#### What to work on
Say how many lines contain the word "компонентов" and give no other text.
>>>>
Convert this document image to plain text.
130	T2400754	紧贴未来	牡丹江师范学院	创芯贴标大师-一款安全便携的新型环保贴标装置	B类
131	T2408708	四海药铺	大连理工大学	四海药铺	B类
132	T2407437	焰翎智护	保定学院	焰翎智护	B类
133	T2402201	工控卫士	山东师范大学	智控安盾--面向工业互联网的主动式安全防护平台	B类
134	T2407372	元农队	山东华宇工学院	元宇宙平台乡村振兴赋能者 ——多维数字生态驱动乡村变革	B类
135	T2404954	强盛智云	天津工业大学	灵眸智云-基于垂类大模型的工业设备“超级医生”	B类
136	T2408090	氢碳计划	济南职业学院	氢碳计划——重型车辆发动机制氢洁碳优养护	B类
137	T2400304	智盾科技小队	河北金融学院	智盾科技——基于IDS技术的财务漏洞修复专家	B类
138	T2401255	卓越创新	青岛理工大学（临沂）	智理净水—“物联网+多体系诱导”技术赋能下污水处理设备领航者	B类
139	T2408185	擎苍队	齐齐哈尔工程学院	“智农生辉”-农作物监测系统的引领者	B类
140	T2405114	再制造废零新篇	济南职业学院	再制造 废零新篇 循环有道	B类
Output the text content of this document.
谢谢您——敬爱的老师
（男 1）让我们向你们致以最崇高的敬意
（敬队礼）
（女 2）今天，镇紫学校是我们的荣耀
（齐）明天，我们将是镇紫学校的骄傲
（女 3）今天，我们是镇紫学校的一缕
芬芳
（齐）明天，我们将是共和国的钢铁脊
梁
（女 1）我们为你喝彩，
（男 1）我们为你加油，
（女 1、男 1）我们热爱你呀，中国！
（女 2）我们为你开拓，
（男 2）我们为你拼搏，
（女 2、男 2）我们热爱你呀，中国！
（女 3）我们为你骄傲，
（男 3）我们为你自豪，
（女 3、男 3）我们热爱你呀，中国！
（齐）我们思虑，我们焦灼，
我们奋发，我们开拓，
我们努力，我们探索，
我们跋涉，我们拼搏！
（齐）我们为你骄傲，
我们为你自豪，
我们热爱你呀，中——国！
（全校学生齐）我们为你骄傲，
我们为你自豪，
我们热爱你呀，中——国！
<<<<
>>>>
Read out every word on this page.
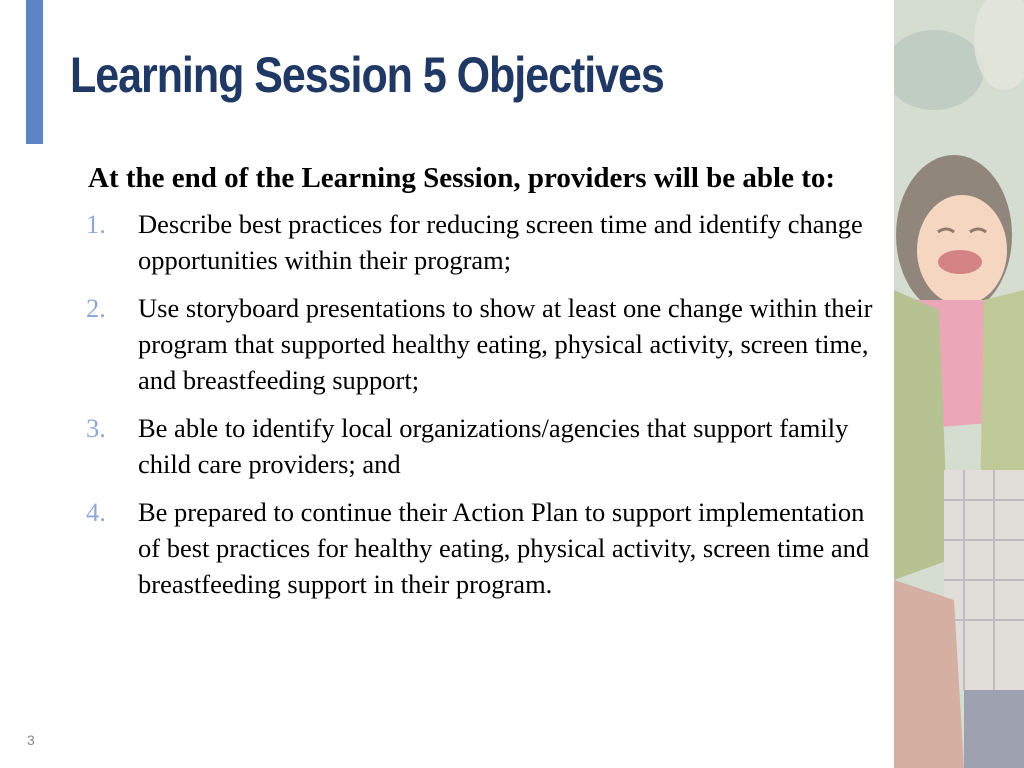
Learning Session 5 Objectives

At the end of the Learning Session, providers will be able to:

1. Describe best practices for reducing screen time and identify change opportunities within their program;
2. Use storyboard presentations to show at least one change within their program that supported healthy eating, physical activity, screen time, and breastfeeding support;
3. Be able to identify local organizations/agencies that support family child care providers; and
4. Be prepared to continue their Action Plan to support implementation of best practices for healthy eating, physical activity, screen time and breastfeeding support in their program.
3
<<<<
>>>>
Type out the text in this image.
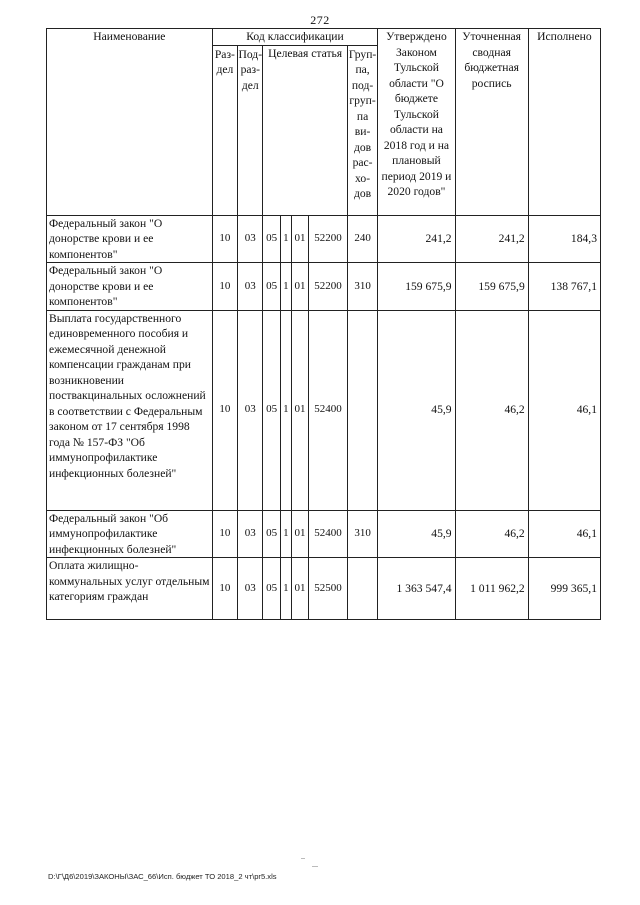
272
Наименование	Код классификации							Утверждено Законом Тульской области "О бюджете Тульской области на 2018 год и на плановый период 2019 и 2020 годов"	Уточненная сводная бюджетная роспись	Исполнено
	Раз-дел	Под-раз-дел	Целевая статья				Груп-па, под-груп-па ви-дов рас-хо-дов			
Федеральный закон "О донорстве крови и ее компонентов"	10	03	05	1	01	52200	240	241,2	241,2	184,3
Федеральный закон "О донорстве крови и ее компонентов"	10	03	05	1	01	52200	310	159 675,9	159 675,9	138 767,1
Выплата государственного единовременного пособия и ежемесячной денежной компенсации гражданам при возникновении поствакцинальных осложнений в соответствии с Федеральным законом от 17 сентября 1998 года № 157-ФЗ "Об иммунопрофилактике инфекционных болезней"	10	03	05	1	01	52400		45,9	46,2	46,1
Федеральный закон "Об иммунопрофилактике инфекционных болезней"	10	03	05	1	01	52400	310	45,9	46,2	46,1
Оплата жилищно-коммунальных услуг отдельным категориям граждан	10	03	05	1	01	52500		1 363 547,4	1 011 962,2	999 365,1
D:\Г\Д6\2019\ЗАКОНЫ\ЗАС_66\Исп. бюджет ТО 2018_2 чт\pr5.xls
<<<<
#### Task result
2